_Tareas del ejercicio:_
1. Reproduzca literalmente el fragmento del texto sobre Haití que comienza en "Resulta claro que" y termina en "medidas no bastan.".
2. Según el texto sobre Haití, ¿por qué el presidente René Préval tuvo que operar durante semanas en una comisaría? Responda en una a tres oraciones.
3. Resuma en dos oraciones el texto sobre Haití.

El desarraigo cultural está al lado de una sempiterna crisis política, así como de un coeficiente de Gini paradigma de la desigualdad social más clamorosa. El descalabro económico se manifiesta, por si fuera poco, en el hecho de que la mitad de su presupuesto proviene de la ayuda internacional. El mal, podría pensarse, es inherente y la corrupción algo consustancial. No en vano Sarkozy invoca a acabar de una vez y para siempre con la “maldición” de Haití.
El seísmo ha dejado al estado sin infraestructura. Los pocos hospitales, escuelas y carreteras son hoy inservibles. Las sedes del legislativo y ejecutivo colapsaron. Como consecuencia de ello, en una clara manifestación de la hecatombe, el actual presidente, René Préval, operó durante semanas en una comisaría. (La sede de la ONU también se destruyó, pereciendo decenas de funcionarios, entre ellos el propio jefe de la MINUSTAH.)
Con 230 mil fallecidos y catorce mil millones de dólares en pérdidas, un reporte del BID no duda en calificar al terremoto de Haití como la peor catástrofe que haya ocurrido en la historia a un país en proporción con su número de habitantes y recursos.
Resulta claro que esta nación no podrá levantarse sola. La razón principal es que nunca estuvo de pie.
Haití, en palabras de Préval, no pide una recuperación, sino, más bien, ser refundado.
La cooperación internacional es necesaria. Organizaciones como Oxfam llaman a la condonación de la deuda externa. El G7 y el Club de París han hecho efectiva esta propuesta. Ya el Banco Mundial y el FMI habían absuelto el 80 % de la deuda en julio del año pasado para paliar los efectos de los cuatro huracanes que azotaron a Haití hacia fines de 2008. Pero, aunque altruistas y bien intencionadas, estas medidas no bastan.
Además de condonar la deuda, es recomendable que los intereses no se acumulen. La filantropía, no suscita crecimiento y mucho menos desarrollo. La condonación de la deuda no es suficiente, y, por tanto, no debe servir como pretexto de la comunidad internacional para eximirse de cualquier ayuda ulterior. Se requiere de un compromiso a futuro y coordinado para construir instituciones sólidas y superar efectivamente la pobreza.
Resulta penoso afirmarlo, pero la ONU no ha sabido asumir un rol de liderazgo en esta cuestión. Diferentes países y bloques regionales se han lanzado por su propia cuenta al rescate de Haití. Cada cual esgrimiendo los puntos que ellos consideran prioritarios. Para los Estados Unidos, por ejemplo, lo que se necesita es seguridad, a pesar de que Edmond Mulet, jefe interino de MINUSTAH, haya dicho que no comparte ese parecer. Ello hizo que, de espaldas a la ONU, colocasen veinte mil soldados en Haití y pasen a controlar el tránsito aéreo, terrestre y marítimo.

Entradas de datos almacenadas:

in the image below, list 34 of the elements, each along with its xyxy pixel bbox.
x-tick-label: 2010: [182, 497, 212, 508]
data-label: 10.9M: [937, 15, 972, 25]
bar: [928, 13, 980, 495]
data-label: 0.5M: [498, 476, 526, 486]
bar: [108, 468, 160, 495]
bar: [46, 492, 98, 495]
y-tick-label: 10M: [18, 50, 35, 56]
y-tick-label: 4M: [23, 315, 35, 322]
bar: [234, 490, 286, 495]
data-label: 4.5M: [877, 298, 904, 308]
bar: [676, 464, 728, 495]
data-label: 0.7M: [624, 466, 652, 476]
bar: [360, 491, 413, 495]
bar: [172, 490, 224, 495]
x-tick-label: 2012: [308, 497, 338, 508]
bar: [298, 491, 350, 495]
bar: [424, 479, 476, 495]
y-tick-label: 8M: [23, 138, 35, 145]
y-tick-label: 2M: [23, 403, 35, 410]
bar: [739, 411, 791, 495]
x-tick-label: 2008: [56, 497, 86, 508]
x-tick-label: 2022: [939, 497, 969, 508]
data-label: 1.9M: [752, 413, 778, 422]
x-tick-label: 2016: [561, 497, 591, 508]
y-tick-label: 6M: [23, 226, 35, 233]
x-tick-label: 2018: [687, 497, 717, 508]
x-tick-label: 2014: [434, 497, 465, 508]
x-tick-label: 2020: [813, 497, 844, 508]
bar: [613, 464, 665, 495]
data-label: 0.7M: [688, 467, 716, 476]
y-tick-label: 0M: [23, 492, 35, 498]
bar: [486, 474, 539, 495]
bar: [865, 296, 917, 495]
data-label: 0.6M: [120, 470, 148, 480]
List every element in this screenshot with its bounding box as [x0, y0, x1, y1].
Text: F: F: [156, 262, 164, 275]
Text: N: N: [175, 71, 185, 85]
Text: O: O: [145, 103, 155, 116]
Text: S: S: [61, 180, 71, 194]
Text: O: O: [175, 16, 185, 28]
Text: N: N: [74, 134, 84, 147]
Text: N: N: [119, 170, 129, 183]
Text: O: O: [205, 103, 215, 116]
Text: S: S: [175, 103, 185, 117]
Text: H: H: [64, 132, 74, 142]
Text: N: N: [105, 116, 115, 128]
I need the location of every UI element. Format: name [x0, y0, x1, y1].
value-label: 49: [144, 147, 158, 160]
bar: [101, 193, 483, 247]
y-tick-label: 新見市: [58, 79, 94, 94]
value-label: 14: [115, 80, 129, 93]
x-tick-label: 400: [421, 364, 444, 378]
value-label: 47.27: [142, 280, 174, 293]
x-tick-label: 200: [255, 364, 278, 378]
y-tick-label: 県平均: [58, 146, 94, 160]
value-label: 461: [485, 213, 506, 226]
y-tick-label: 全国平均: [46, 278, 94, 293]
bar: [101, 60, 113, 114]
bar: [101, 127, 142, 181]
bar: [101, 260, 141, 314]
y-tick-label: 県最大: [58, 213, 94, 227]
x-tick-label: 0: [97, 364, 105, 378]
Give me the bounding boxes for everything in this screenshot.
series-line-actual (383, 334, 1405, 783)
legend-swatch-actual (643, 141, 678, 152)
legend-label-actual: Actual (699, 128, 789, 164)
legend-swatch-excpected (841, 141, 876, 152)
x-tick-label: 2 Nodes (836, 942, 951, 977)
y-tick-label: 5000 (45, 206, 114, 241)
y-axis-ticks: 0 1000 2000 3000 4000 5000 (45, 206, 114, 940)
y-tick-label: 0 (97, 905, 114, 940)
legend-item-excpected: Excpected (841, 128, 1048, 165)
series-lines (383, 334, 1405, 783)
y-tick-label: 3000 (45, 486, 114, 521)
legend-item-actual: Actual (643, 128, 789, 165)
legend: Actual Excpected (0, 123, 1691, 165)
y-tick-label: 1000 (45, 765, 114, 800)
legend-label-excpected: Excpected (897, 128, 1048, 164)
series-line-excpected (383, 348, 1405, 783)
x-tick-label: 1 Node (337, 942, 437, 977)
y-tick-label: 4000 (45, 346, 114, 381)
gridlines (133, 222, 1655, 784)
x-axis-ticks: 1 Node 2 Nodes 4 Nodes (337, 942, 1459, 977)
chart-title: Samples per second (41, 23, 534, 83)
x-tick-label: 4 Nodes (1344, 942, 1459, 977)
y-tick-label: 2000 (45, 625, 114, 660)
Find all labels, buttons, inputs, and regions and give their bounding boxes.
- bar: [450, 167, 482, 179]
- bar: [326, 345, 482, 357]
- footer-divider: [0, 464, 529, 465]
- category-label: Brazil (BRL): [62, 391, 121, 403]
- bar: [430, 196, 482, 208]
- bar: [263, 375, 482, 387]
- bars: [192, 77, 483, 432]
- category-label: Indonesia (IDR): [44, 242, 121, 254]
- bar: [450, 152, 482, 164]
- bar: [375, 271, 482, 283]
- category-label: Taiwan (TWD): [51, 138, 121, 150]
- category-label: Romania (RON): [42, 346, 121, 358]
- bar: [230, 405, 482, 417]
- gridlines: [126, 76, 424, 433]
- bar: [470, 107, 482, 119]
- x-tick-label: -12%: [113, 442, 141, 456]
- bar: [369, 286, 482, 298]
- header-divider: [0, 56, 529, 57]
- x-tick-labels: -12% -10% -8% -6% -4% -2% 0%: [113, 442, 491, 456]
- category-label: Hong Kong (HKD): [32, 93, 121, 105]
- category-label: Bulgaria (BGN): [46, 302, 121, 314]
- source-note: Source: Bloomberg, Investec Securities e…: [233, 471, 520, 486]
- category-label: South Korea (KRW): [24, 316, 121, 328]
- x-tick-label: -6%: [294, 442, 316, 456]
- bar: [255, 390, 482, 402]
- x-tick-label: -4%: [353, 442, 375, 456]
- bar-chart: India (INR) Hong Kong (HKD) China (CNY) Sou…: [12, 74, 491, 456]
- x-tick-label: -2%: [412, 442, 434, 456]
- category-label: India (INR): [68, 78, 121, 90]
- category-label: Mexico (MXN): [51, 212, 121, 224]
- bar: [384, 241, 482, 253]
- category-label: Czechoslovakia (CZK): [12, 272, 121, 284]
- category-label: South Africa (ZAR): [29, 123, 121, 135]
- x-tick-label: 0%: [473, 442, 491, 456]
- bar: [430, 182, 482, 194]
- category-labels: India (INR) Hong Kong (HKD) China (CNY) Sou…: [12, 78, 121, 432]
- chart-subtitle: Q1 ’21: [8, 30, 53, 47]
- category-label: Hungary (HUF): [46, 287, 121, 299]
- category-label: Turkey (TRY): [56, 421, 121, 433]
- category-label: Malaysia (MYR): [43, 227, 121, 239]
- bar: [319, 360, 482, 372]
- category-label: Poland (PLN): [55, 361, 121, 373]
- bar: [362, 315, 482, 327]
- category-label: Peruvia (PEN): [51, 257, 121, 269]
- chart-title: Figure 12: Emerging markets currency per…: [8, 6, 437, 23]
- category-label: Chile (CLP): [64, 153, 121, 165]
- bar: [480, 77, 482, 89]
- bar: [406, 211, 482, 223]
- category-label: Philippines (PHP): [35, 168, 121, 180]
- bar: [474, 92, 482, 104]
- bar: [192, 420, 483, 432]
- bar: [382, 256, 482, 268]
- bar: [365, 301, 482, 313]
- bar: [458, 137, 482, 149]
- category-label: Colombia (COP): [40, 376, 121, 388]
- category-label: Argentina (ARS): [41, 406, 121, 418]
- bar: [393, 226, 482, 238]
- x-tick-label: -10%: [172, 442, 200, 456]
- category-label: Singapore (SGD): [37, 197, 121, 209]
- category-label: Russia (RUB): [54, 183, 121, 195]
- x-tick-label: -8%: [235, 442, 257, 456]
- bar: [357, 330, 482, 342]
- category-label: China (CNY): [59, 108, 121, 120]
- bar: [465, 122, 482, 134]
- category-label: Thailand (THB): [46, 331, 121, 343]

_Lista de soluciones:_
1.
Resulta claro que esta nación no podrá levantarse sola. La razón principal es que nunca estuvo de pie.
Haití, en palabras de Préval, no pide una recuperación, sino, más bien, ser refundado.
La cooperación internacional es necesaria. Organizaciones como Oxfam llaman a la condonación de la deuda externa. El G7 y el Club de París han hecho efectiva esta propuesta. Ya el Banco Mundial y el FMI habían absuelto el 80 % de la deuda en julio del año pasado para paliar los efectos de los cuatro huracanes que azotaron a Haití hacia fines de 2008. Pero, aunque altruistas y bien intencionadas, estas medidas no bastan.

2. Porque el seísmo dejó al Estado sin infraestructura y las sedes del poder legislativo y del ejecutivo colapsaron.

3. El terremoto, con 230 mil fallecidos y catorce mil millones de dólares en pérdidas, dejó sin infraestructura a Haití, un país ya marcado por la crisis política, la desigualdad y la dependencia de la ayuda internacional. La condonación de la deuda es necesaria pero no basta, porque se requiere un compromiso internacional coordinado y a futuro, algo que la ONU no ha sabido liderar mientras cada país actúa por su propia cuenta.